Problem -> Repeat every line of the listing below exactly, minus the pictures.

Material shown ->
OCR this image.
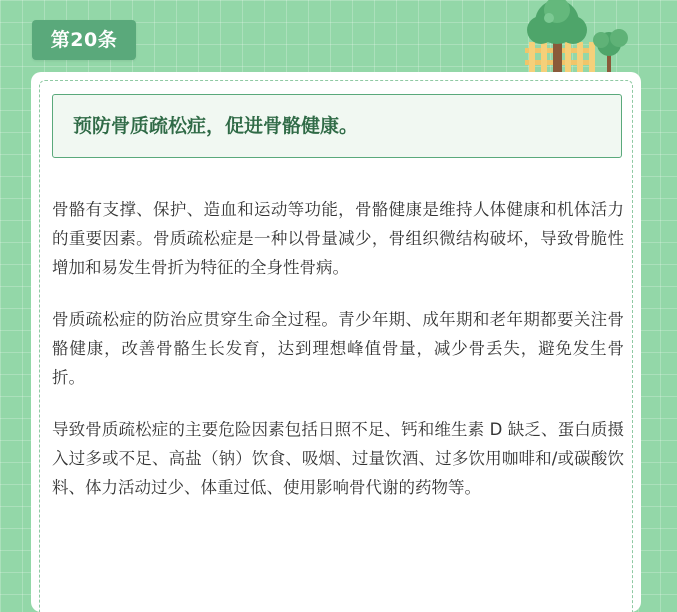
第20条
预防骨质疏松症，促进骨骼健康。

骨骼有支撑、保护、造血和运动等功能，骨骼健康是维持人体健康和机体活力的重要因素。骨质疏松症是一种以骨量减少，骨组织微结构破坏，导致骨脆性增加和易发生骨折为特征的全身性骨病。

骨质疏松症的防治应贯穿生命全过程。青少年期、成年期和老年期都要关注骨骼健康，改善骨骼生长发育，达到理想峰值骨量，减少骨丢失，避免发生骨折。

导致骨质疏松症的主要危险因素包括日照不足、钙和维生素 D 缺乏、蛋白质摄入过多或不足、高盐（钠）饮食、吸烟、过量饮酒、过多饮用咖啡和/或碳酸饮料、体力活动过少、体重过低、使用影响骨代谢的药物等。
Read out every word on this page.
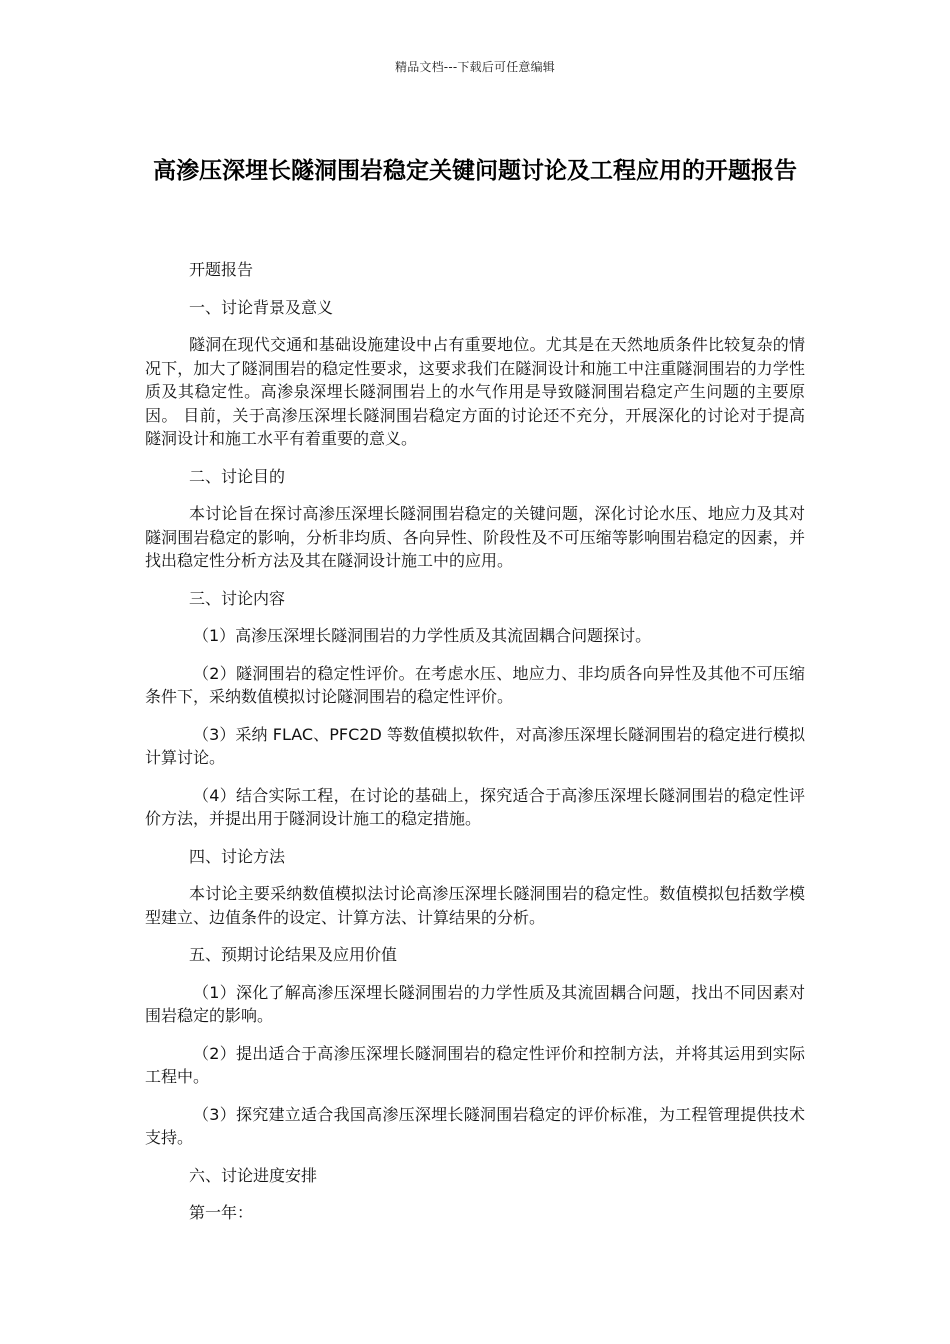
精品文档---下载后可任意编辑
高渗压深埋长隧洞围岩稳定关键问题讨论及工程应用的开题报告

开题报告

一、讨论背景及意义

隧洞在现代交通和基础设施建设中占有重要地位。尤其是在天然地质条件比较复杂的情况下，加大了隧洞围岩的稳定性要求，这要求我们在隧洞设计和施工中注重隧洞围岩的力学性质及其稳定性。高渗泉深埋长隧洞围岩上的水气作用是导致隧洞围岩稳定产生问题的主要原因。 目前，关于高渗压深埋长隧洞围岩稳定方面的讨论还不充分，开展深化的讨论对于提高隧洞设计和施工水平有着重要的意义。

二、讨论目的

本讨论旨在探讨高渗压深埋长隧洞围岩稳定的关键问题，深化讨论水压、地应力及其对隧洞围岩稳定的影响，分析非均质、各向异性、阶段性及不可压缩等影响围岩稳定的因素，并找出稳定性分析方法及其在隧洞设计施工中的应用。

三、讨论内容

（1）高渗压深埋长隧洞围岩的力学性质及其流固耦合问题探讨。

（2）隧洞围岩的稳定性评价。在考虑水压、地应力、非均质各向异性及其他不可压缩条件下，采纳数值模拟讨论隧洞围岩的稳定性评价。

（3）采纳 FLAC、PFC2D 等数值模拟软件，对高渗压深埋长隧洞围岩的稳定进行模拟计算讨论。

（4）结合实际工程，在讨论的基础上，探究适合于高渗压深埋长隧洞围岩的稳定性评价方法，并提出用于隧洞设计施工的稳定措施。

四、讨论方法

本讨论主要采纳数值模拟法讨论高渗压深埋长隧洞围岩的稳定性。数值模拟包括数学模型建立、边值条件的设定、计算方法、计算结果的分析。

五、预期讨论结果及应用价值

（1）深化了解高渗压深埋长隧洞围岩的力学性质及其流固耦合问题，找出不同因素对围岩稳定的影响。

（2）提出适合于高渗压深埋长隧洞围岩的稳定性评价和控制方法，并将其运用到实际工程中。

（3）探究建立适合我国高渗压深埋长隧洞围岩稳定的评价标准，为工程管理提供技术支持。

六、讨论进度安排

第一年：
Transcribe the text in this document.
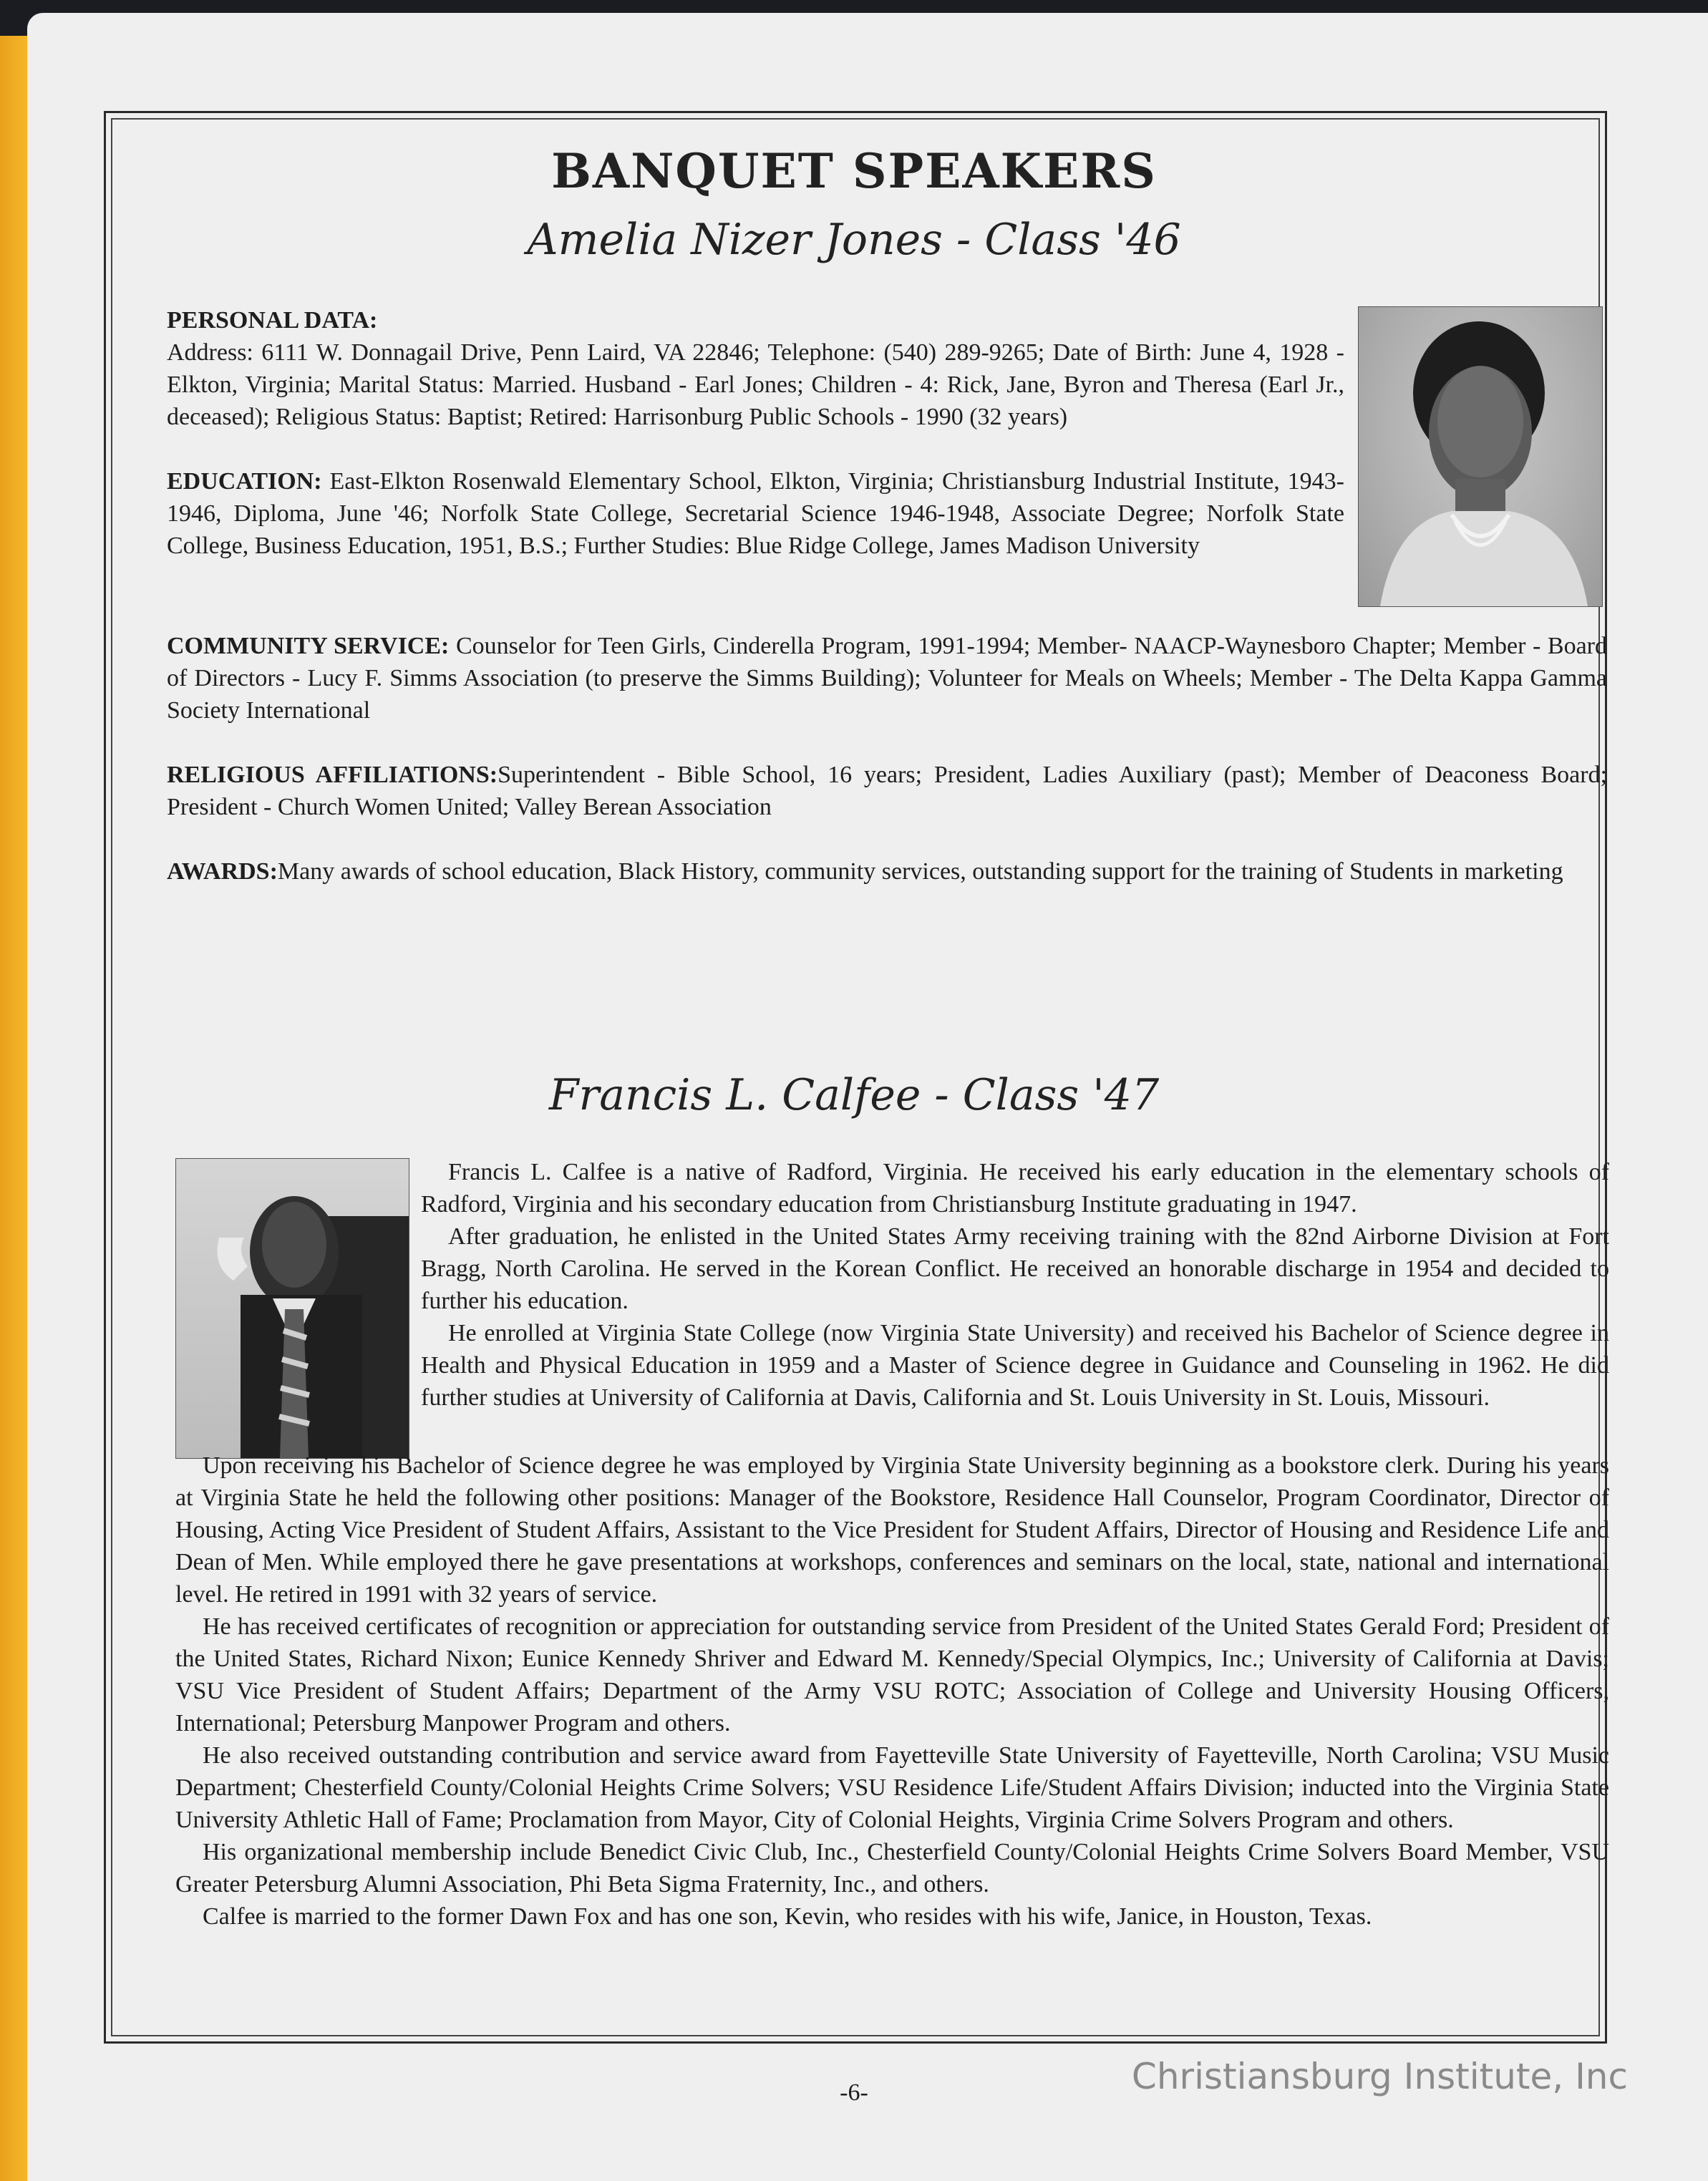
BANQUET SPEAKERS
Amelia Nizer Jones - Class '46
PERSONAL DATA:
Address: 6111 W. Donnagail Drive, Penn Laird, VA 22846; Telephone: (540) 289-9265; Date of Birth: June 4, 1928 - Elkton, Virginia; Marital Status: Married. Husband - Earl Jones; Children - 4: Rick, Jane, Byron and Theresa (Earl Jr., deceased); Religious Status: Baptist; Retired: Harrisonburg Public Schools - 1990 (32 years)
EDUCATION: East-Elkton Rosenwald Elementary School, Elkton, Virginia; Christiansburg Industrial Institute, 1943-1946, Diploma, June '46; Norfolk State College, Secretarial Science 1946-1948, Associate Degree; Norfolk State College, Business Education, 1951, B.S.; Further Studies: Blue Ridge College, James Madison University
COMMUNITY SERVICE: Counselor for Teen Girls, Cinderella Program, 1991-1994; Member- NAACP-Waynesboro Chapter; Member - Board of Directors - Lucy F. Simms Association (to preserve the Simms Building); Volunteer for Meals on Wheels; Member - The Delta Kappa Gamma Society International
RELIGIOUS AFFILIATIONS:Superintendent - Bible School, 16 years; President, Ladies Auxiliary (past); Member of Deaconess Board; President - Church Women United; Valley Berean Association
AWARDS:Many awards of school education, Black History, community services, outstanding support for the training of Students in marketing
Francis L. Calfee - Class '47

Francis L. Calfee is a native of Radford, Virginia. He received his early education in the elementary schools of Radford, Virginia and his secondary education from Christiansburg Institute graduating in 1947.

After graduation, he enlisted in the United States Army receiving training with the 82nd Airborne Division at Fort Bragg, North Carolina. He served in the Korean Conflict. He received an honorable discharge in 1954 and decided to further his education.

He enrolled at Virginia State College (now Virginia State University) and received his Bachelor of Science degree in Health and Physical Education in 1959 and a Master of Science degree in Guidance and Counseling in 1962. He did further studies at University of California at Davis, California and St. Louis University in St. Louis, Missouri.

Upon receiving his Bachelor of Science degree he was employed by Virginia State University beginning as a bookstore clerk. During his years at Virginia State he held the following other positions: Manager of the Bookstore, Residence Hall Counselor, Program Coordinator, Director of Housing, Acting Vice President of Student Affairs, Assistant to the Vice President for Student Affairs, Director of Housing and Residence Life and Dean of Men. While employed there he gave presentations at workshops, conferences and seminars on the local, state, national and international level. He retired in 1991 with 32 years of service.

He has received certificates of recognition or appreciation for outstanding service from President of the United States Gerald Ford; President of the United States, Richard Nixon; Eunice Kennedy Shriver and Edward M. Kennedy/Special Olympics, Inc.; University of California at Davis; VSU Vice President of Student Affairs; Department of the Army VSU ROTC; Association of College and University Housing Officers, International; Petersburg Manpower Program and others.

He also received outstanding contribution and service award from Fayetteville State University of Fayetteville, North Carolina; VSU Music Department; Chesterfield County/Colonial Heights Crime Solvers; VSU Residence Life/Student Affairs Division; inducted into the Virginia State University Athletic Hall of Fame; Proclamation from Mayor, City of Colonial Heights, Virginia Crime Solvers Program and others.

His organizational membership include Benedict Civic Club, Inc., Chesterfield County/Colonial Heights Crime Solvers Board Member, VSU Greater Petersburg Alumni Association, Phi Beta Sigma Fraternity, Inc., and others.

Calfee is married to the former Dawn Fox and has one son, Kevin, who resides with his wife, Janice, in Houston, Texas.

-6-	Christiansburg Institute, Inc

Exercise result ->
OCR this image.
第20条
预防骨质疏松症，促进骨骼健康。

骨骼有支撑、保护、造血和运动等功能，骨骼健康是维持人体健康和机体活力的重要因素。骨质疏松症是一种以骨量减少，骨组织微结构破坏，导致骨脆性增加和易发生骨折为特征的全身性骨病。

骨质疏松症的防治应贯穿生命全过程。青少年期、成年期和老年期都要关注骨骼健康，改善骨骼生长发育，达到理想峰值骨量，减少骨丢失，避免发生骨折。

导致骨质疏松症的主要危险因素包括日照不足、钙和维生素 D 缺乏、蛋白质摄入过多或不足、高盐（钠）饮食、吸烟、过量饮酒、过多饮用咖啡和/或碳酸饮料、体力活动过少、体重过低、使用影响骨代谢的药物等。
Read out every word on this page.
精品文档---下载后可任意编辑
高渗压深埋长隧洞围岩稳定关键问题讨论及工程应用的开题报告

开题报告

一、讨论背景及意义

隧洞在现代交通和基础设施建设中占有重要地位。尤其是在天然地质条件比较复杂的情况下，加大了隧洞围岩的稳定性要求，这要求我们在隧洞设计和施工中注重隧洞围岩的力学性质及其稳定性。高渗泉深埋长隧洞围岩上的水气作用是导致隧洞围岩稳定产生问题的主要原因。 目前，关于高渗压深埋长隧洞围岩稳定方面的讨论还不充分，开展深化的讨论对于提高隧洞设计和施工水平有着重要的意义。

二、讨论目的

本讨论旨在探讨高渗压深埋长隧洞围岩稳定的关键问题，深化讨论水压、地应力及其对隧洞围岩稳定的影响，分析非均质、各向异性、阶段性及不可压缩等影响围岩稳定的因素，并找出稳定性分析方法及其在隧洞设计施工中的应用。

三、讨论内容

（1）高渗压深埋长隧洞围岩的力学性质及其流固耦合问题探讨。

（2）隧洞围岩的稳定性评价。在考虑水压、地应力、非均质各向异性及其他不可压缩条件下，采纳数值模拟讨论隧洞围岩的稳定性评价。

（3）采纳 FLAC、PFC2D 等数值模拟软件，对高渗压深埋长隧洞围岩的稳定进行模拟计算讨论。

（4）结合实际工程，在讨论的基础上，探究适合于高渗压深埋长隧洞围岩的稳定性评价方法，并提出用于隧洞设计施工的稳定措施。

四、讨论方法

本讨论主要采纳数值模拟法讨论高渗压深埋长隧洞围岩的稳定性。数值模拟包括数学模型建立、边值条件的设定、计算方法、计算结果的分析。

五、预期讨论结果及应用价值

（1）深化了解高渗压深埋长隧洞围岩的力学性质及其流固耦合问题，找出不同因素对围岩稳定的影响。

（2）提出适合于高渗压深埋长隧洞围岩的稳定性评价和控制方法，并将其运用到实际工程中。

（3）探究建立适合我国高渗压深埋长隧洞围岩稳定的评价标准，为工程管理提供技术支持。

六、讨论进度安排

第一年：
Transcribe the text in this document.
BANQUET SPEAKERS
Amelia Nizer Jones - Class '46
PERSONAL DATA:
Address: 6111 W. Donnagail Drive, Penn Laird, VA 22846; Telephone: (540) 289-9265; Date of Birth: June 4, 1928 - Elkton, Virginia; Marital Status: Married. Husband - Earl Jones; Children - 4: Rick, Jane, Byron and Theresa (Earl Jr., deceased); Religious Status: Baptist; Retired: Harrisonburg Public Schools - 1990 (32 years)
EDUCATION: East-Elkton Rosenwald Elementary School, Elkton, Virginia; Christiansburg Industrial Institute, 1943-1946, Diploma, June '46; Norfolk State College, Secretarial Science 1946-1948, Associate Degree; Norfolk State College, Business Education, 1951, B.S.; Further Studies: Blue Ridge College, James Madison University
COMMUNITY SERVICE: Counselor for Teen Girls, Cinderella Program, 1991-1994; Member- NAACP-Waynesboro Chapter; Member - Board of Directors - Lucy F. Simms Association (to preserve the Simms Building); Volunteer for Meals on Wheels; Member - The Delta Kappa Gamma Society International
RELIGIOUS AFFILIATIONS:Superintendent - Bible School, 16 years; President, Ladies Auxiliary (past); Member of Deaconess Board; President - Church Women United; Valley Berean Association
AWARDS:Many awards of school education, Black History, community services, outstanding support for the training of Students in marketing
Francis L. Calfee - Class '47

Francis L. Calfee is a native of Radford, Virginia. He received his early education in the elementary schools of Radford, Virginia and his secondary education from Christiansburg Institute graduating in 1947.

After graduation, he enlisted in the United States Army receiving training with the 82nd Airborne Division at Fort Bragg, North Carolina. He served in the Korean Conflict. He received an honorable discharge in 1954 and decided to further his education.

He enrolled at Virginia State College (now Virginia State University) and received his Bachelor of Science degree in Health and Physical Education in 1959 and a Master of Science degree in Guidance and Counseling in 1962. He did further studies at University of California at Davis, California and St. Louis University in St. Louis, Missouri.

Upon receiving his Bachelor of Science degree he was employed by Virginia State University beginning as a bookstore clerk. During his years at Virginia State he held the following other positions: Manager of the Bookstore, Residence Hall Counselor, Program Coordinator, Director of Housing, Acting Vice President of Student Affairs, Assistant to the Vice President for Student Affairs, Director of Housing and Residence Life and Dean of Men. While employed there he gave presentations at workshops, conferences and seminars on the local, state, national and international level. He retired in 1991 with 32 years of service.

He has received certificates of recognition or appreciation for outstanding service from President of the United States Gerald Ford; President of the United States, Richard Nixon; Eunice Kennedy Shriver and Edward M. Kennedy/Special Olympics, Inc.; University of California at Davis; VSU Vice President of Student Affairs; Department of the Army VSU ROTC; Association of College and University Housing Officers, International; Petersburg Manpower Program and others.

He also received outstanding contribution and service award from Fayetteville State University of Fayetteville, North Carolina; VSU Music Department; Chesterfield County/Colonial Heights Crime Solvers; VSU Residence Life/Student Affairs Division; inducted into the Virginia State University Athletic Hall of Fame; Proclamation from Mayor, City of Colonial Heights, Virginia Crime Solvers Program and others.

His organizational membership include Benedict Civic Club, Inc., Chesterfield County/Colonial Heights Crime Solvers Board Member, VSU Greater Petersburg Alumni Association, Phi Beta Sigma Fraternity, Inc., and others.

Calfee is married to the former Dawn Fox and has one son, Kevin, who resides with his wife, Janice, in Houston, Texas.

-6-	Christiansburg Institute, Inc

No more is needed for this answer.